## Data section

————————

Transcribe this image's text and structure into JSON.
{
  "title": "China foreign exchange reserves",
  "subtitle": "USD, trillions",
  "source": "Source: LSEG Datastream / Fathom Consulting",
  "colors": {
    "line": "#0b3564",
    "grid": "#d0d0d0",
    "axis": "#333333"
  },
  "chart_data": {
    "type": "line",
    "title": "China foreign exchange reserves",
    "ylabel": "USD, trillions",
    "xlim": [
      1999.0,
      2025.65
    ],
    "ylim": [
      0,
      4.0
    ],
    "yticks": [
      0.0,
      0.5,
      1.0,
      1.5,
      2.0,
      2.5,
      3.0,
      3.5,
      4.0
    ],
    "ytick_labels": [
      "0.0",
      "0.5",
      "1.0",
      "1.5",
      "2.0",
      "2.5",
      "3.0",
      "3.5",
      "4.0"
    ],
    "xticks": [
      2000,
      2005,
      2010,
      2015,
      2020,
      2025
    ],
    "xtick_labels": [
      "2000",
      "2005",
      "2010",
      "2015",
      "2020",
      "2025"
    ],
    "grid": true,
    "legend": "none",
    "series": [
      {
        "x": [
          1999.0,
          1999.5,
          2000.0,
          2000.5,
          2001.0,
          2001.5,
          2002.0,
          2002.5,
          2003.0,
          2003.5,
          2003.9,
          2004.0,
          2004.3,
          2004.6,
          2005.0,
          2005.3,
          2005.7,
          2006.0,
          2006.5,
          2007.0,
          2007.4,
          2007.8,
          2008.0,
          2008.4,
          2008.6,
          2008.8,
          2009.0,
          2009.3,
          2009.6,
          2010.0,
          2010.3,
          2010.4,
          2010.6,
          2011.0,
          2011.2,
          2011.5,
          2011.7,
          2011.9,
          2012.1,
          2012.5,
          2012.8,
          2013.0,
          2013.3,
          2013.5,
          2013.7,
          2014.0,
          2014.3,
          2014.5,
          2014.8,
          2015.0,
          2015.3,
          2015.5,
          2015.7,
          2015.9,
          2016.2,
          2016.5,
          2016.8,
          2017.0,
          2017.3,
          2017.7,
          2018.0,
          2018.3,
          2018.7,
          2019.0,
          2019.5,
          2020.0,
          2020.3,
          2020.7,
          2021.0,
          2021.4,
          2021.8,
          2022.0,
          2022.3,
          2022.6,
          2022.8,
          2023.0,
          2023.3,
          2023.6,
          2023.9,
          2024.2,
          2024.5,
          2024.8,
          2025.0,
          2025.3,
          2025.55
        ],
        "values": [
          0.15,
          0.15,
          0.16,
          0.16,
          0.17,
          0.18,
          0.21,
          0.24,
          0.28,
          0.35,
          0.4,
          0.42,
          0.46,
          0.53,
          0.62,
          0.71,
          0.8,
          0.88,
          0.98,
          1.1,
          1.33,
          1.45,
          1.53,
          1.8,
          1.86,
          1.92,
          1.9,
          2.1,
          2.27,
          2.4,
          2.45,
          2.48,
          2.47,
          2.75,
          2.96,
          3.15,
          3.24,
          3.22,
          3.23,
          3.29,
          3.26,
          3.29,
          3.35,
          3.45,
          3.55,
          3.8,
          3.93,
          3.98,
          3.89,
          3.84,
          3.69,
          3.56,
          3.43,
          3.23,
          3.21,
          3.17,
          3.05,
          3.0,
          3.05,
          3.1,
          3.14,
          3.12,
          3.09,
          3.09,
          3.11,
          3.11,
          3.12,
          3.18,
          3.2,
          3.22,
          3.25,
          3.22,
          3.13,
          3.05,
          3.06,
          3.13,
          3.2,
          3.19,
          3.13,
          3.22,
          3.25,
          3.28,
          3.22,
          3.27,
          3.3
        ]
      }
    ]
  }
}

————————

## Job
Each line must be given again exactly as written above.

## Solved exercise
Transcribe this image's text and structure into JSON.
{
  "title": "China foreign exchange reserves",
  "subtitle": "USD, trillions",
  "source": "Source: LSEG Datastream / Fathom Consulting",
  "colors": {
    "line": "#0b3564",
    "grid": "#d0d0d0",
    "axis": "#333333"
  },
  "chart_data": {
    "type": "line",
    "title": "China foreign exchange reserves",
    "ylabel": "USD, trillions",
    "xlim": [
      1999.0,
      2025.65
    ],
    "ylim": [
      0,
      4.0
    ],
    "yticks": [
      0.0,
      0.5,
      1.0,
      1.5,
      2.0,
      2.5,
      3.0,
      3.5,
      4.0
    ],
    "ytick_labels": [
      "0.0",
      "0.5",
      "1.0",
      "1.5",
      "2.0",
      "2.5",
      "3.0",
      "3.5",
      "4.0"
    ],
    "xticks": [
      2000,
      2005,
      2010,
      2015,
      2020,
      2025
    ],
    "xtick_labels": [
      "2000",
      "2005",
      "2010",
      "2015",
      "2020",
      "2025"
    ],
    "grid": true,
    "legend": "none",
    "series": [
      {
        "x": [
          1999.0,
          1999.5,
          2000.0,
          2000.5,
          2001.0,
          2001.5,
          2002.0,
          2002.5,
          2003.0,
          2003.5,
          2003.9,
          2004.0,
          2004.3,
          2004.6,
          2005.0,
          2005.3,
          2005.7,
          2006.0,
          2006.5,
          2007.0,
          2007.4,
          2007.8,
          2008.0,
          2008.4,
          2008.6,
          2008.8,
          2009.0,
          2009.3,
          2009.6,
          2010.0,
          2010.3,
          2010.4,
          2010.6,
          2011.0,
          2011.2,
          2011.5,
          2011.7,
          2011.9,
          2012.1,
          2012.5,
          2012.8,
          2013.0,
          2013.3,
          2013.5,
          2013.7,
          2014.0,
          2014.3,
          2014.5,
          2014.8,
          2015.0,
          2015.3,
          2015.5,
          2015.7,
          2015.9,
          2016.2,
          2016.5,
          2016.8,
          2017.0,
          2017.3,
          2017.7,
          2018.0,
          2018.3,
          2018.7,
          2019.0,
          2019.5,
          2020.0,
          2020.3,
          2020.7,
          2021.0,
          2021.4,
          2021.8,
          2022.0,
          2022.3,
          2022.6,
          2022.8,
          2023.0,
          2023.3,
          2023.6,
          2023.9,
          2024.2,
          2024.5,
          2024.8,
          2025.0,
          2025.3,
          2025.55
        ],
        "values": [
          0.15,
          0.15,
          0.16,
          0.16,
          0.17,
          0.18,
          0.21,
          0.24,
          0.28,
          0.35,
          0.4,
          0.42,
          0.46,
          0.53,
          0.62,
          0.71,
          0.8,
          0.88,
          0.98,
          1.1,
          1.33,
          1.45,
          1.53,
          1.8,
          1.86,
          1.92,
          1.9,
          2.1,
          2.27,
          2.4,
          2.45,
          2.48,
          2.47,
          2.75,
          2.96,
          3.15,
          3.24,
          3.22,
          3.23,
          3.29,
          3.26,
          3.29,
          3.35,
          3.45,
          3.55,
          3.8,
          3.93,
          3.98,
          3.89,
          3.84,
          3.69,
          3.56,
          3.43,
          3.23,
          3.21,
          3.17,
          3.05,
          3.0,
          3.05,
          3.1,
          3.14,
          3.12,
          3.09,
          3.09,
          3.11,
          3.11,
          3.12,
          3.18,
          3.2,
          3.22,
          3.25,
          3.22,
          3.13,
          3.05,
          3.06,
          3.13,
          3.2,
          3.19,
          3.13,
          3.22,
          3.25,
          3.28,
          3.22,
          3.27,
          3.3
        ]
      }
    ]
  }
}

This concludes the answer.